**** Given text ****

I thank Almighty God that, when I was first introduced to Catholicism as an adult, it was at the Church of the Most Holy Trinity here in Augusta--I'm not sure what I would've found had I gone elsewhere, but it was at Holy Trinity that I discovered God in the Eucharist and was baptized into His death, and Confirmed, and given my first taste of His Body, His Blood... Years later, my future wife too followed me into His Church at Holy Trinity; we were married in its precincts, and baptized our twin daughters there--and God willing we will there baptize our next child, due in July. Now, I've been to Mass all over the US, Latin America, Canada, Italy and France--even at the Altar of the Chair in St. Peter's itself--and it takes nothing away from those experiences to say I can truly attest to the je ne sais quoi quality of of this great parish and its church.

Anonymous said...

Always strikes me as how wrong things went when we describe the life of the Church as pretty healthy and vibrant in the early 60's, then disastrous after let's say circa 1967 and that today, slowly we MAY be recovering some of those numbers. We may very well do so for another 40 years only to arrive back where we were when the whole thing started. Does this sound like wise policy? To continue to applaud the fruits of Vat II? (I am not implying you Father, but many in Rome today). Significant, healthy change must be made to the paths that have brought us here. We now have hindsight and statistical facts and data. Returning wholesale to many previous ways may simply not only be the answer but a must. Maybe not everything, and defining that is up to the Holy Father. But it really is time to make those changes and not sit around for another 40 years while patting ourselves on our backs, all the while watching a slow, natural recovery, because Christ said the Gates of Hell will never prevail, in the midst of destruction which is directly linked to abandonment of so much by the very people who now applaud the recovery ignoring how we got here.

****

» Challenges
(A) According to the given text, in which church were the writer's twin daughters baptized?
(B) Output the records from the line holding "auth-links: Quên mật" through the end of the records, inclusive, as a Markdown table with columns Nr and Line, numbering the rows and leaving out blank lines.

**** Extracted data ****

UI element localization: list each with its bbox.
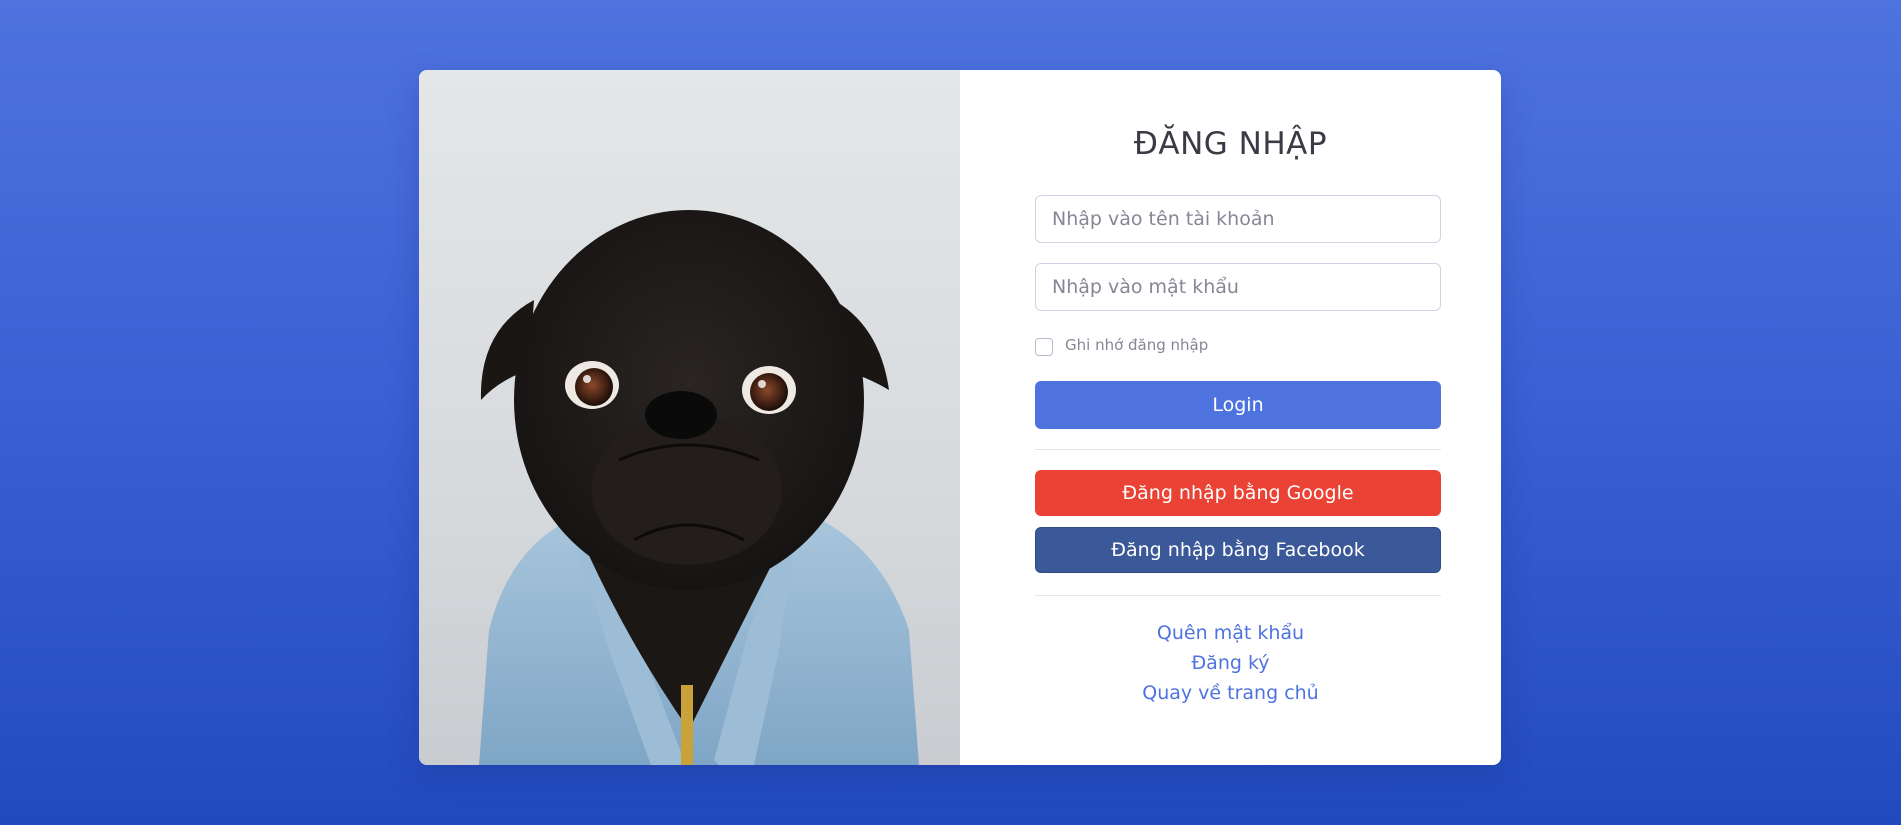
auth-links: Quên mật khẩu Đăng ký Quay về trang chủ	[960, 618, 1501, 708]
divider	[1035, 595, 1441, 596]
pug-photo	[479, 210, 919, 765]
login-card: ĐĂNG NHẬP Ghi nhớ đăng nhập Login Đăng n…	[419, 70, 1501, 765]
google-login-button[interactable]: Đăng nhập bằng Google	[1035, 470, 1441, 516]
login-button[interactable]: Login	[1035, 381, 1441, 429]
forgot-password-link[interactable]: Quên mật khẩu	[960, 618, 1501, 648]
password-input[interactable]	[1035, 263, 1441, 311]
remember-checkbox[interactable]	[1035, 338, 1053, 356]
back-home-link[interactable]: Quay về trang chủ	[960, 678, 1501, 708]
login-form: ĐĂNG NHẬP Ghi nhớ đăng nhập Login Đăng n…	[960, 70, 1501, 765]
register-link[interactable]: Đăng ký	[960, 648, 1501, 678]
remember-label[interactable]: Ghi nhớ đăng nhập	[1065, 336, 1208, 354]
page-title: ĐĂNG NHẬP	[1133, 126, 1328, 162]
remember-me: Ghi nhớ đăng nhập	[1035, 334, 1208, 356]
facebook-login-button[interactable]: Đăng nhập bằng Facebook	[1035, 527, 1441, 573]
username-input[interactable]	[1035, 195, 1441, 243]
login-image	[419, 70, 960, 765]
divider	[1035, 449, 1441, 450]
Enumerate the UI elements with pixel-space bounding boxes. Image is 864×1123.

****

» Solutions for each task
(A) They were baptized at the Church of the Most Holy Trinity in Augusta.

(B)
| Nr | Line |
|---|---|
| 1 | auth-links: Quên mật khẩu Đăng ký Quay về trang chủ	[960, 618, 1501, 708] |
| 2 | divider	[1035, 595, 1441, 596] |
| 3 | pug-photo	[479, 210, 919, 765] |
| 4 | login-card: ĐĂNG NHẬP Ghi nhớ đăng nhập Login Đăng n…	[419, 70, 1501, 765] |
| 5 | google-login-button[interactable]: Đăng nhập bằng Google	[1035, 470, 1441, 516] |
| 6 | login-button[interactable]: Login	[1035, 381, 1441, 429] |
| 7 | forgot-password-link[interactable]: Quên mật khẩu	[960, 618, 1501, 648] |
| 8 | password-input[interactable]	[1035, 263, 1441, 311] |
| 9 | remember-checkbox[interactable]	[1035, 338, 1053, 356] |
| 10 | back-home-link[interactable]: Quay về trang chủ	[960, 678, 1501, 708] |
| 11 | login-form: ĐĂNG NHẬP Ghi nhớ đăng nhập Login Đăng n…	[960, 70, 1501, 765] |
| 12 | register-link[interactable]: Đăng ký	[960, 648, 1501, 678] |
| 13 | remember-label[interactable]: Ghi nhớ đăng nhập	[1065, 336, 1208, 354] |
| 14 | page-title: ĐĂNG NHẬP	[1133, 126, 1328, 162] |
| 15 | remember-me: Ghi nhớ đăng nhập	[1035, 334, 1208, 356] |
| 16 | facebook-login-button[interactable]: Đăng nhập bằng Facebook	[1035, 527, 1441, 573] |
| 17 | username-input[interactable]	[1035, 195, 1441, 243] |
| 18 | login-image	[419, 70, 960, 765] |
| 19 | divider	[1035, 449, 1441, 450] |
| 20 | Enumerate the UI elements with pixel-space bounding boxes. Image is 864×1123. |